- Exercise aim
Give the number of lines that include the word "xlabel", nothing more.

Part of a data file
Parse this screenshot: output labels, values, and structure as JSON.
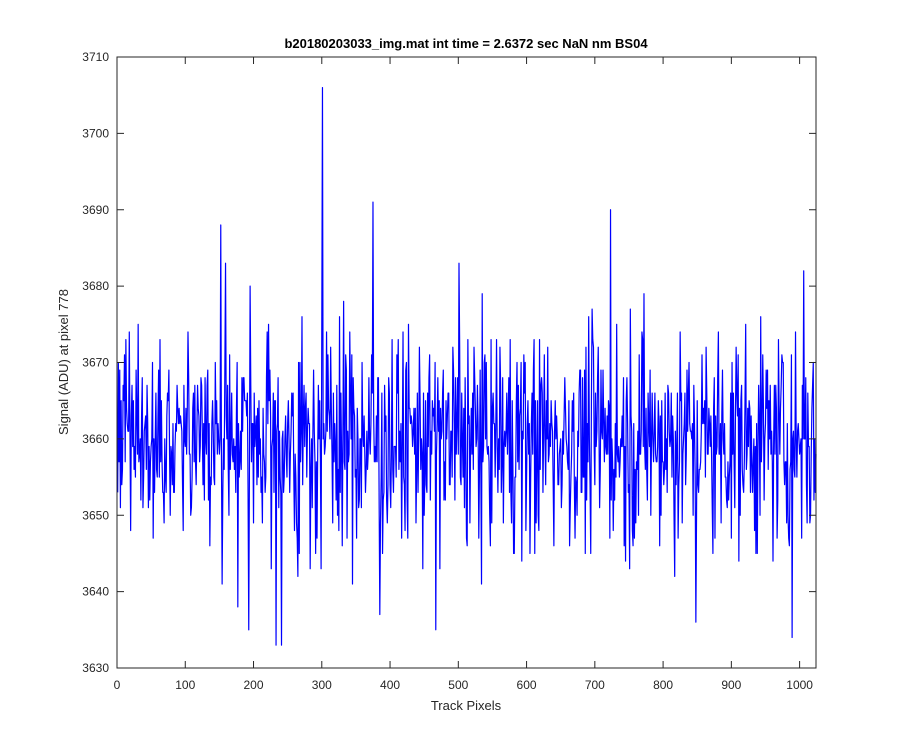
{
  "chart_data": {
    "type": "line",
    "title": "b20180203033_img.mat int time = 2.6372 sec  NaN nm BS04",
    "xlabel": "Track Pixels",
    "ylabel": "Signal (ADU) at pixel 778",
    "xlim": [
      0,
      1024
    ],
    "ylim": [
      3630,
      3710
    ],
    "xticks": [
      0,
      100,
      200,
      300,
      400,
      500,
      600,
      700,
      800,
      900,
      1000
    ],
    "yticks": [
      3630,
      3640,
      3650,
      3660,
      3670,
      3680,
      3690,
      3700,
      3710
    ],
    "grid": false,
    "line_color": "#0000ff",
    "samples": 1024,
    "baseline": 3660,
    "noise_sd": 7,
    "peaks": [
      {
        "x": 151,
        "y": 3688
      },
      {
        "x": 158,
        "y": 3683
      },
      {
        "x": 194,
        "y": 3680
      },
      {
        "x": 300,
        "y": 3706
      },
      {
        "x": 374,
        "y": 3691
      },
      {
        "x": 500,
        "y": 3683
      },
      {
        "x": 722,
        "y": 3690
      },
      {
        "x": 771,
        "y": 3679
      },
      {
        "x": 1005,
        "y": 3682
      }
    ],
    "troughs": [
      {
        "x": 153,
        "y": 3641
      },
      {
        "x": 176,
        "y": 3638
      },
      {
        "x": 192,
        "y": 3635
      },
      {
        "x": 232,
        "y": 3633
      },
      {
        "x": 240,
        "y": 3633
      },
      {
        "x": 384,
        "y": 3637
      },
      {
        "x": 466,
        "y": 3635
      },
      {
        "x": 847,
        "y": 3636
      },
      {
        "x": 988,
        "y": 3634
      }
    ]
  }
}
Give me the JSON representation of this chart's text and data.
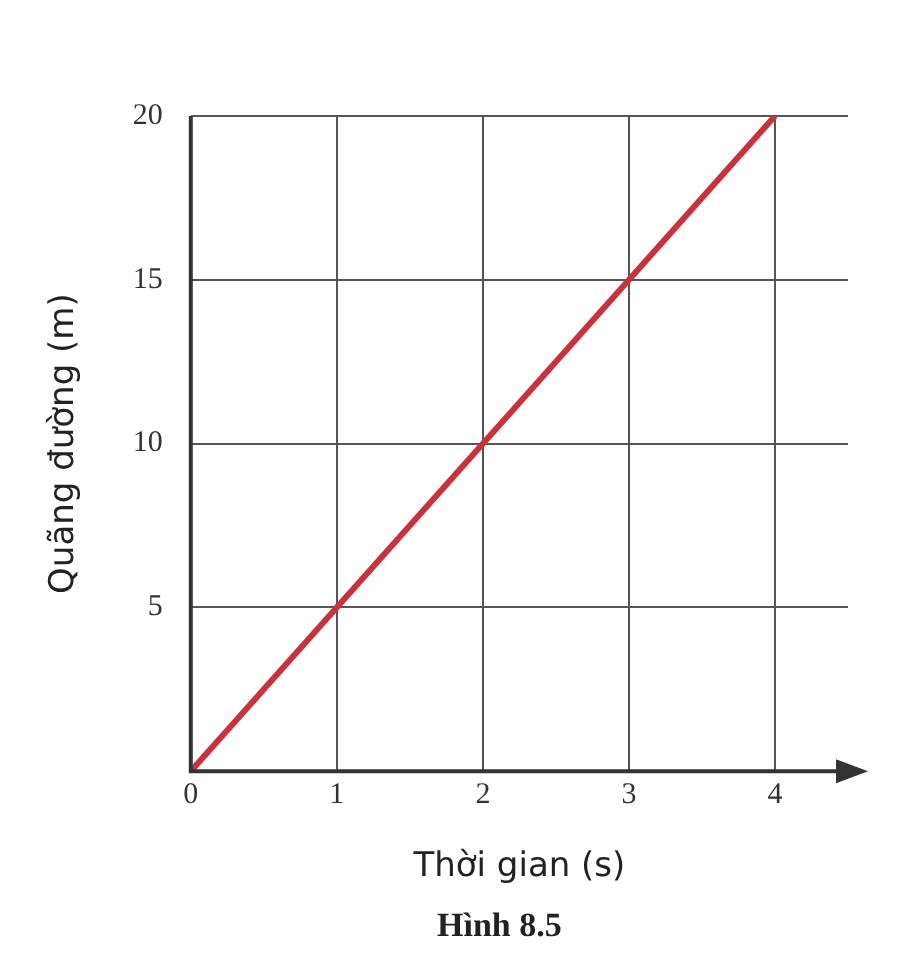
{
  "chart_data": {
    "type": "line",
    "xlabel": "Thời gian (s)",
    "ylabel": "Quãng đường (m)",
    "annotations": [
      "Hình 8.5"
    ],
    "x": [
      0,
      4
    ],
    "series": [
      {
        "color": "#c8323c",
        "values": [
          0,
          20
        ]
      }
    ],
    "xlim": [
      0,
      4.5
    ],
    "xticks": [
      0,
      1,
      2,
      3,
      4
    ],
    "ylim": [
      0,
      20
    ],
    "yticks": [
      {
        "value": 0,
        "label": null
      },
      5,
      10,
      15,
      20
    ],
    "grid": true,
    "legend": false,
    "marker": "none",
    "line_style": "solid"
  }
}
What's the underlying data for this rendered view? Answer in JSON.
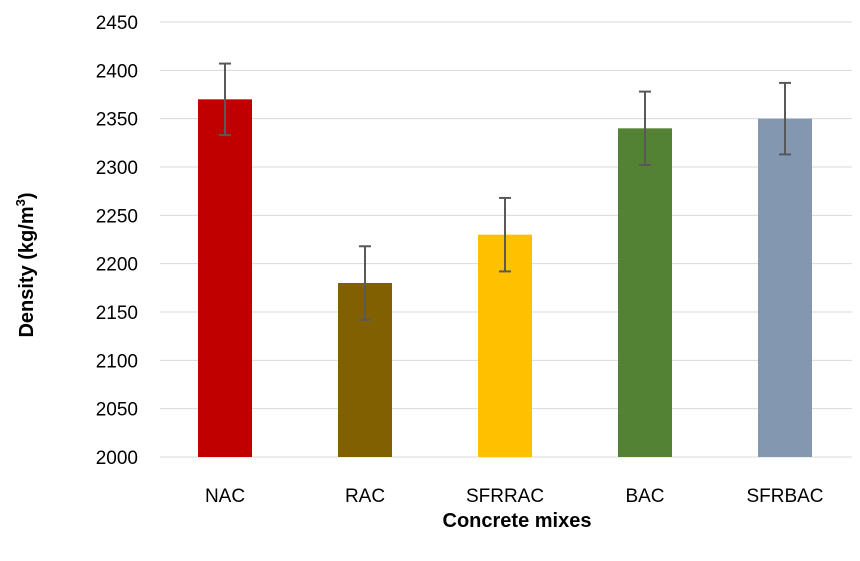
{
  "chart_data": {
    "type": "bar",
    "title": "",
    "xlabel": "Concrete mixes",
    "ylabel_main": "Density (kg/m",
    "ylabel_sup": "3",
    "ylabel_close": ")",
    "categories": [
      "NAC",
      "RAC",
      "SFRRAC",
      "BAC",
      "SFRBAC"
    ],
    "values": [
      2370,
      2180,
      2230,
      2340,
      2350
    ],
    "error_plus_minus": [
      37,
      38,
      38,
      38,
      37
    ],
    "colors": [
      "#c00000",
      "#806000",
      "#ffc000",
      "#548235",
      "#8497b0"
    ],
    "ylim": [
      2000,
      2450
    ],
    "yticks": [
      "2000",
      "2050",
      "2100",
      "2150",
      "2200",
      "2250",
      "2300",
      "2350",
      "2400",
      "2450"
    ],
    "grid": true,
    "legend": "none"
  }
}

- Solution for this problem
3